(Saved entries)
::::::

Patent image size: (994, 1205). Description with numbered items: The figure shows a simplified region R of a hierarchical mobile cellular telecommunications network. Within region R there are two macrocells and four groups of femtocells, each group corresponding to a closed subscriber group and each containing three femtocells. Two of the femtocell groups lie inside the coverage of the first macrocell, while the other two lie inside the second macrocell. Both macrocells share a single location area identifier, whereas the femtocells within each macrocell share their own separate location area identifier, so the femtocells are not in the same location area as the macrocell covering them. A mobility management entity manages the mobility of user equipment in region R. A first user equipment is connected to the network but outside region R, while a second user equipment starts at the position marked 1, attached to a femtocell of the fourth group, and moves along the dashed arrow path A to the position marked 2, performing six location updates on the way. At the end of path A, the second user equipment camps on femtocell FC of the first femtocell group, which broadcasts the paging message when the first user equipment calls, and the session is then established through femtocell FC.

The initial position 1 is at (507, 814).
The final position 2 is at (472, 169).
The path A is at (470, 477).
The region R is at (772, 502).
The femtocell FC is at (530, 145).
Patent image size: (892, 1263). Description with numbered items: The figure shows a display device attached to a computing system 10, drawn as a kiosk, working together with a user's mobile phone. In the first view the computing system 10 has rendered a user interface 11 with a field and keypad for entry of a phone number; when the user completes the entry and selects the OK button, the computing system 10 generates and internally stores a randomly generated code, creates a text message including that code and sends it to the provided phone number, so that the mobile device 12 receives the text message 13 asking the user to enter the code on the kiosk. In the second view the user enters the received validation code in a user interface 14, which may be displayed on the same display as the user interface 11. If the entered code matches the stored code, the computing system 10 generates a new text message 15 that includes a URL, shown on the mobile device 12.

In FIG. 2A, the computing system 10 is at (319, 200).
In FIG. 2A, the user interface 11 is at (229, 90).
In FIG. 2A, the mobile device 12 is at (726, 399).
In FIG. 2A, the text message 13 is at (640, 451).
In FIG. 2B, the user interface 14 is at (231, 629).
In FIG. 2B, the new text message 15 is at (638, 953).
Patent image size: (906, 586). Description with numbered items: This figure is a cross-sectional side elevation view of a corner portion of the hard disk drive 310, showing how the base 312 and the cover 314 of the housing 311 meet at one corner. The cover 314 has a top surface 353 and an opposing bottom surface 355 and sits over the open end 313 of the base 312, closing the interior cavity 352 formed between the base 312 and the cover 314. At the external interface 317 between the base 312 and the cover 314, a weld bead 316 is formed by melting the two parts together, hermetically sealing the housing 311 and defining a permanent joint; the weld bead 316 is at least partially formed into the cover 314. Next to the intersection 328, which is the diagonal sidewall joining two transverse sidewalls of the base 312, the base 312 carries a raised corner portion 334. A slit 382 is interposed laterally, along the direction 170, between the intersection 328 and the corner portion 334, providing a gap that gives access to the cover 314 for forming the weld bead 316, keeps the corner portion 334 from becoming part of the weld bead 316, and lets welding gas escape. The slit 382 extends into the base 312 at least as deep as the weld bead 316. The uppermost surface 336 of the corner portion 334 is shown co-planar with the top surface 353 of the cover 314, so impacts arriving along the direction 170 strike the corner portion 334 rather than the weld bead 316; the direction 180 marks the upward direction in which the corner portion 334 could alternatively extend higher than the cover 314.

::::::

- **Task**
Identify every line in the data above that contains the word "path", and copy each such line in full.

- **The completed task**
Patent image size: (994, 1205). Description with numbered items: The figure shows a simplified region R of a hierarchical mobile cellular telecommunications network. Within region R there are two macrocells and four groups of femtocells, each group corresponding to a closed subscriber group and each containing three femtocells. Two of the femtocell groups lie inside the coverage of the first macrocell, while the other two lie inside the second macrocell. Both macrocells share a single location area identifier, whereas the femtocells within each macrocell share their own separate location area identifier, so the femtocells are not in the same location area as the macrocell covering them. A mobility management entity manages the mobility of user equipment in region R. A first user equipment is connected to the network but outside region R, while a second user equipment starts at the position marked 1, attached to a femtocell of the fourth group, and moves along the dashed arrow path A to the position marked 2, performing six location updates on the way. At the end of path A, the second user equipment camps on femtocell FC of the first femtocell group, which broadcasts the paging message when the first user equipment calls, and the session is then established through femtocell FC.
The path A is at (470, 477).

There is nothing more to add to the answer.